__DATASET EXCERPTS__
※ ※ ※

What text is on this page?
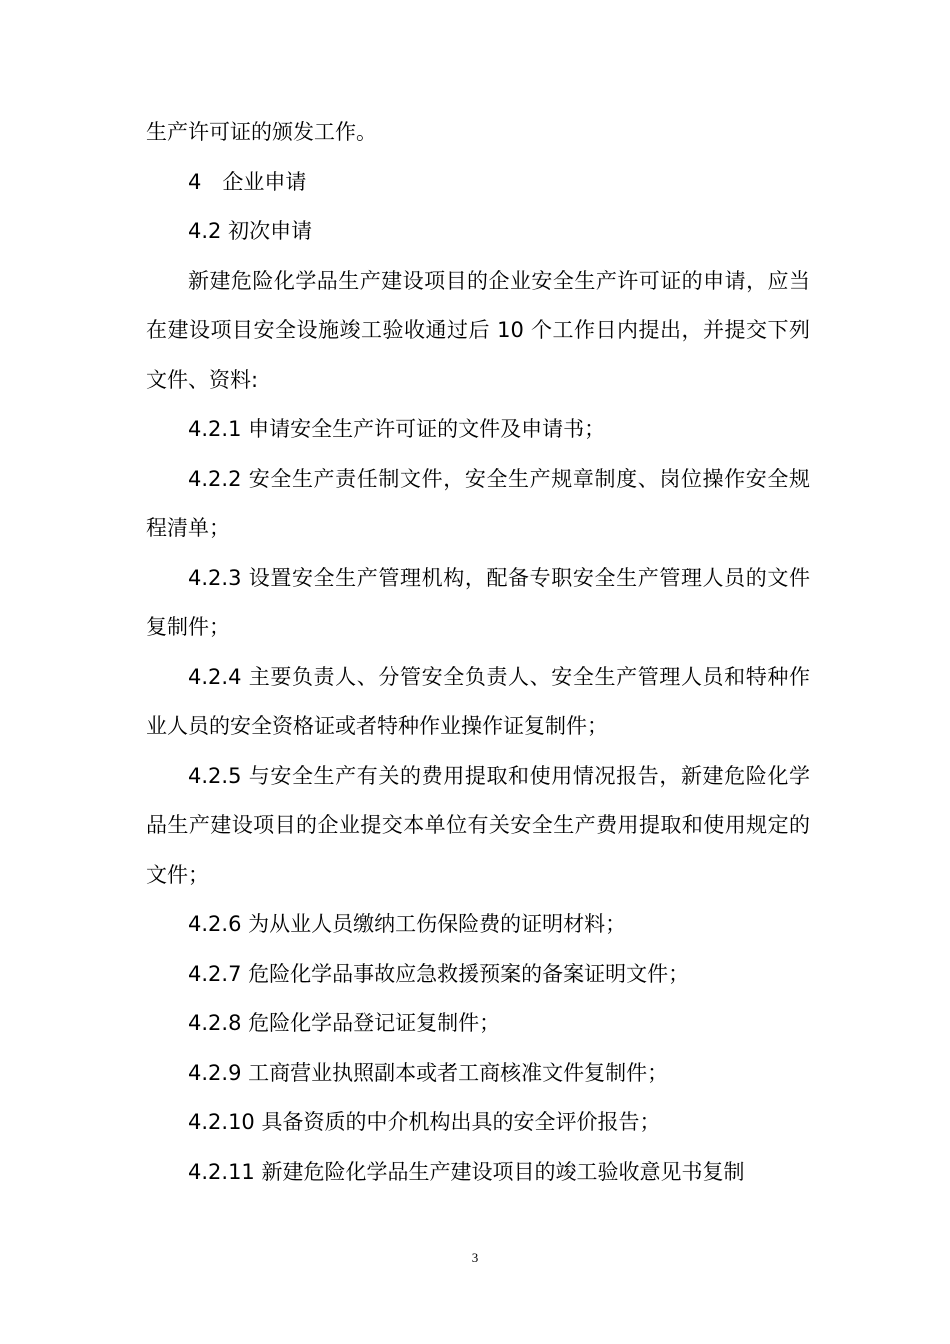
生产许可证的颁发工作。

4　企业申请

4.2 初次申请

新建危险化学品生产建设项目的企业安全生产许可证的申请，应当在建设项目安全设施竣工验收通过后 10 个工作日内提出，并提交下列文件、资料:

4.2.1 申请安全生产许可证的文件及申请书；

4.2.2 安全生产责任制文件，安全生产规章制度、岗位操作安全规程清单；

4.2.3 设置安全生产管理机构，配备专职安全生产管理人员的文件复制件；

4.2.4 主要负责人、分管安全负责人、安全生产管理人员和特种作业人员的安全资格证或者特种作业操作证复制件；

4.2.5 与安全生产有关的费用提取和使用情况报告，新建危险化学品生产建设项目的企业提交本单位有关安全生产费用提取和使用规定的文件；

4.2.6 为从业人员缴纳工伤保险费的证明材料；

4.2.7 危险化学品事故应急救援预案的备案证明文件；

4.2.8 危险化学品登记证复制件；

4.2.9 工商营业执照副本或者工商核准文件复制件；

4.2.10 具备资质的中介机构出具的安全评价报告；

4.2.11 新建危险化学品生产建设项目的竣工验收意见书复制

3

※ ※ ※

__STATED TASK__
Quote the material exactly. Pictures stay out.

__SOLUTION FOR THIS PROBLEM__
What text is on this page?
生产许可证的颁发工作。

4　企业申请

4.2 初次申请

新建危险化学品生产建设项目的企业安全生产许可证的申请，应当在建设项目安全设施竣工验收通过后 10 个工作日内提出，并提交下列文件、资料:

4.2.1 申请安全生产许可证的文件及申请书；

4.2.2 安全生产责任制文件，安全生产规章制度、岗位操作安全规程清单；

4.2.3 设置安全生产管理机构，配备专职安全生产管理人员的文件复制件；

4.2.4 主要负责人、分管安全负责人、安全生产管理人员和特种作业人员的安全资格证或者特种作业操作证复制件；

4.2.5 与安全生产有关的费用提取和使用情况报告，新建危险化学品生产建设项目的企业提交本单位有关安全生产费用提取和使用规定的文件；

4.2.6 为从业人员缴纳工伤保险费的证明材料；

4.2.7 危险化学品事故应急救援预案的备案证明文件；

4.2.8 危险化学品登记证复制件；

4.2.9 工商营业执照副本或者工商核准文件复制件；

4.2.10 具备资质的中介机构出具的安全评价报告；

4.2.11 新建危险化学品生产建设项目的竣工验收意见书复制

3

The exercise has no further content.